## What you will do
Answer with nothing except the number of lines that contain the word "piece".

START Excerpted data

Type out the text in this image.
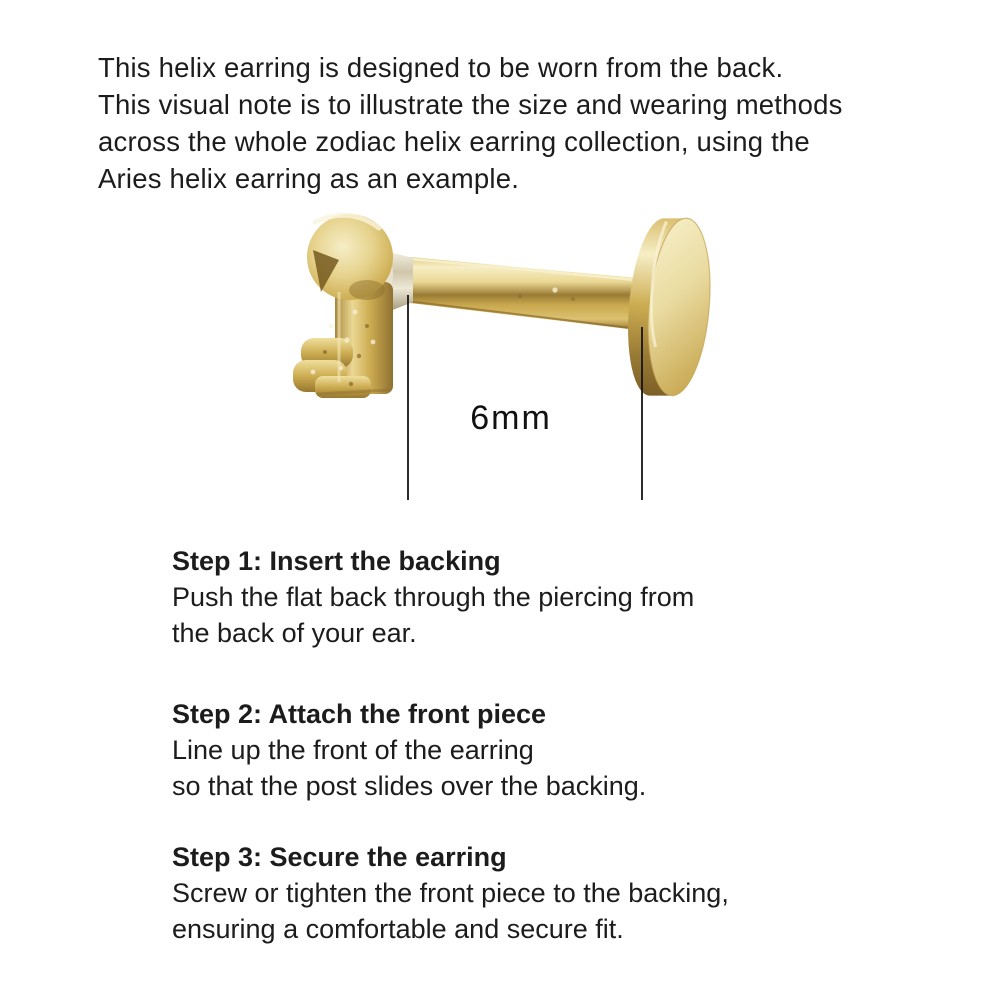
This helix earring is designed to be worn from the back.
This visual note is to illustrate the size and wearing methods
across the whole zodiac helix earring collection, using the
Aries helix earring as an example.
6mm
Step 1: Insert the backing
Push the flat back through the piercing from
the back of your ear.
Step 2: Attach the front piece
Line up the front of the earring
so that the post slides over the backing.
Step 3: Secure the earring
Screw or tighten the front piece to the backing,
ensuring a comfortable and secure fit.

END Excerpted data
START Excerpted data

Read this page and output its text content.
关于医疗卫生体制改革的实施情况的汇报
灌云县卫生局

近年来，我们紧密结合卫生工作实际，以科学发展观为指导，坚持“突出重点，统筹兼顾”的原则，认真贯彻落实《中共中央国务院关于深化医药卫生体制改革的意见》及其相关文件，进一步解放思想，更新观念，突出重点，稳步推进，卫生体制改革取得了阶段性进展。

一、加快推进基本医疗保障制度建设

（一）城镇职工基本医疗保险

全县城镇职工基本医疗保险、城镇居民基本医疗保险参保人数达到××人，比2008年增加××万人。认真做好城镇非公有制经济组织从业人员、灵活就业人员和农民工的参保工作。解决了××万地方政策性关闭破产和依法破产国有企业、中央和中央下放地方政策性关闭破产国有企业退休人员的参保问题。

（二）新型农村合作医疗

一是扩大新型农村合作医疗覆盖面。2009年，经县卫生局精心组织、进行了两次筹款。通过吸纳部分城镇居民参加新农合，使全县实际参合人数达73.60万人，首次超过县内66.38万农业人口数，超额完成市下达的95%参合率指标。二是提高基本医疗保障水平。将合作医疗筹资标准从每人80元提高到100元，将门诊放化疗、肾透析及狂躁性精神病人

END Excerpted data

## Task result
2